» **Task statement**
List each line of the data that holds the string "регионального".

» **Data excerpts**
#####

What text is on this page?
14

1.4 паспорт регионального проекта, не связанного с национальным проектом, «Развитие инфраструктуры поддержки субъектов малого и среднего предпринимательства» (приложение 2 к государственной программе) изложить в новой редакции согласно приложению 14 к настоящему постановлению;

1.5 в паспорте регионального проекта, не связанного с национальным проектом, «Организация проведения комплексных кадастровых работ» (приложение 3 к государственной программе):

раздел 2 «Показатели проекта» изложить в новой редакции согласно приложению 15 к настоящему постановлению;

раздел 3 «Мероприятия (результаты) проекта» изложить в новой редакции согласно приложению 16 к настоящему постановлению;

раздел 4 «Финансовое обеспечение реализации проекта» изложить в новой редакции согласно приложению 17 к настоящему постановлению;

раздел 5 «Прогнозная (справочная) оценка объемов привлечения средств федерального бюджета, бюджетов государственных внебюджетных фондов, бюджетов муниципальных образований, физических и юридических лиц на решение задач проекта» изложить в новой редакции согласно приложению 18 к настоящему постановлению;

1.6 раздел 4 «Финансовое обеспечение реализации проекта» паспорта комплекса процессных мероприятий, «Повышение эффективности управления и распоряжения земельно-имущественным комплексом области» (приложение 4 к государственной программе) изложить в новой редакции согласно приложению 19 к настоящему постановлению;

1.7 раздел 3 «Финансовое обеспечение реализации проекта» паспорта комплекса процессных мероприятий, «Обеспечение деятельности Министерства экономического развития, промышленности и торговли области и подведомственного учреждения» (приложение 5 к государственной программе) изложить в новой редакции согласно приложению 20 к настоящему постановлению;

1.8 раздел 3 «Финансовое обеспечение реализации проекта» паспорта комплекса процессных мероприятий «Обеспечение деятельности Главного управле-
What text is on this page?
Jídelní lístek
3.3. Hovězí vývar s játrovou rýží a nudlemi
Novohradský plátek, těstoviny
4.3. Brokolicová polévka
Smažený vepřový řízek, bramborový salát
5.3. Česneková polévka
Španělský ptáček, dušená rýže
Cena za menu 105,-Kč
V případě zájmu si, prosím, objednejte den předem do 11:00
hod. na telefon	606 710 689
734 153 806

#####

» **Answer to this exercise**
1.4 паспорт регионального проекта, не связанного с национальным проектом, «Развитие инфраструктуры поддержки субъектов малого и среднего предпринимательства» (приложение 2 к государственной программе) изложить в новой редакции согласно приложению 14 к настоящему постановлению;
1.5 в паспорте регионального проекта, не связанного с национальным проектом, «Организация проведения комплексных кадастровых работ» (приложение 3 к государственной программе):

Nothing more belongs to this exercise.